AIM |
Copy each line exactly. Drop every picture.

--- START GIVEN ENTRIES ---

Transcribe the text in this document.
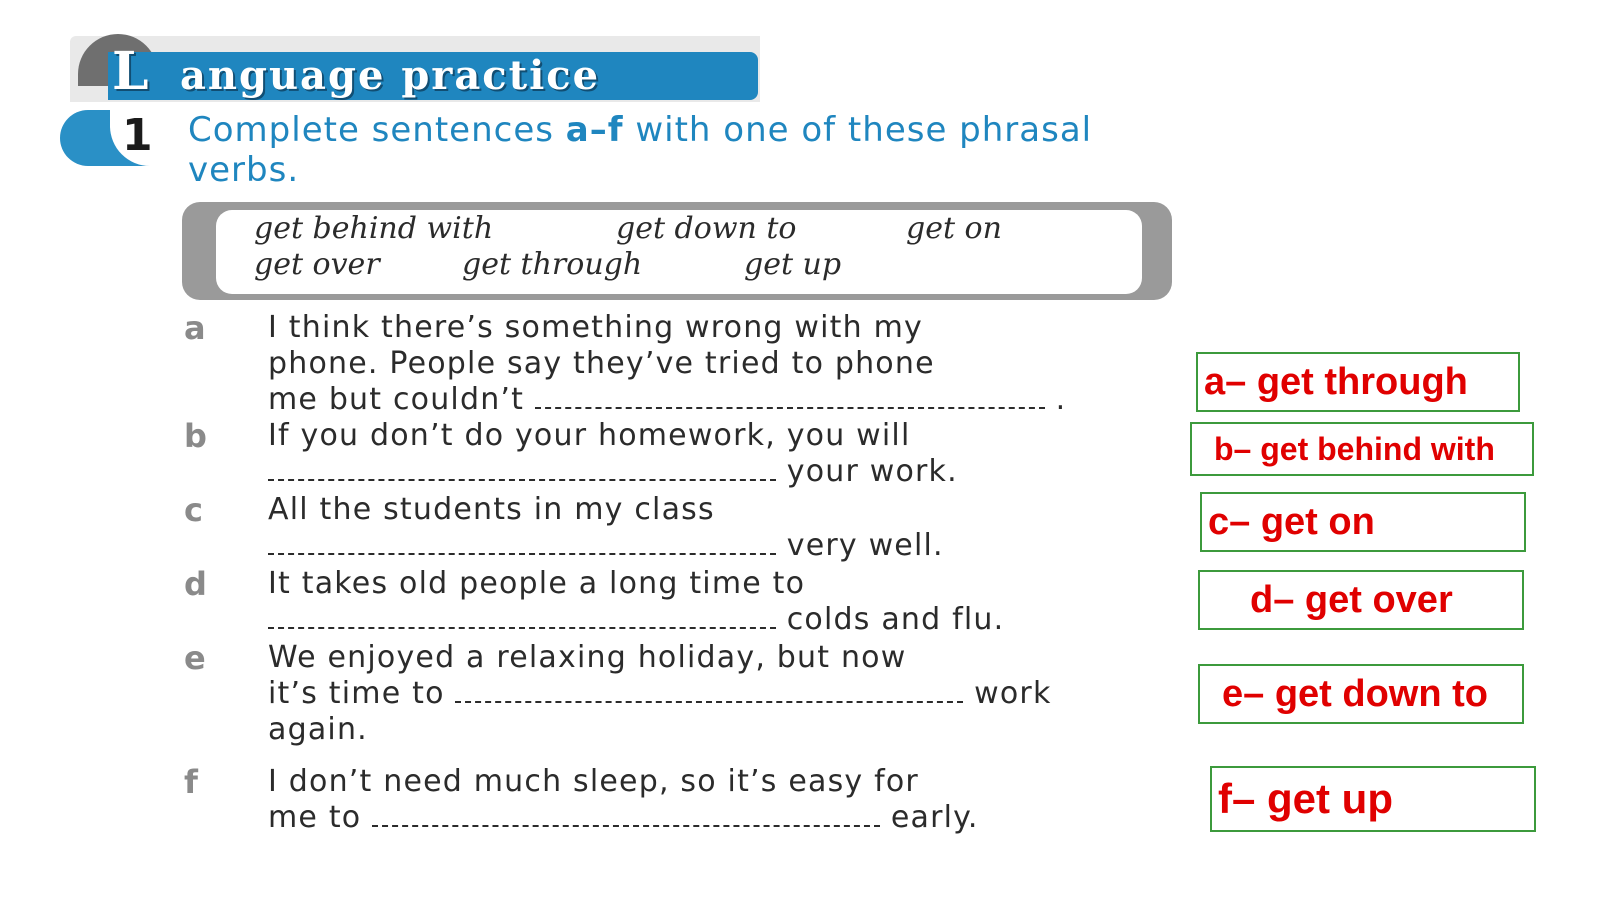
L anguage practice
1 Complete sentences a–f with one of these phrasal verbs.
get behind with	get down to	get on
get over	get through	get up
a I think there’s something wrong with my
phone. People say they’ve tried to phone
me but couldn’t	.
b If you don’t do your homework, you will
your work.
c All the students in my class
very well.
d It takes old people a long time to
colds and flu.
e We enjoyed a relaxing holiday, but now
it’s time to	work
again.
f I don’t need much sleep, so it’s easy for
me to	early.
a– get through
b– get behind with
c– get on
d– get over
e– get down to
f– get up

--- END GIVEN ENTRIES ---

RESPONSE BELOW |
Transcribe the text in this document.
L anguage practice
1 Complete sentences a–f with one of these phrasal verbs.
get behind with	get down to	get on
get over	get through	get up
a I think there’s something wrong with my
phone. People say they’ve tried to phone
me but couldn’t	.
b If you don’t do your homework, you will
your work.
c All the students in my class
very well.
d It takes old people a long time to
colds and flu.
e We enjoyed a relaxing holiday, but now
it’s time to	work
again.
f I don’t need much sleep, so it’s easy for
me to	early.
a– get through
b– get behind with
c– get on
d– get over
e– get down to
f– get up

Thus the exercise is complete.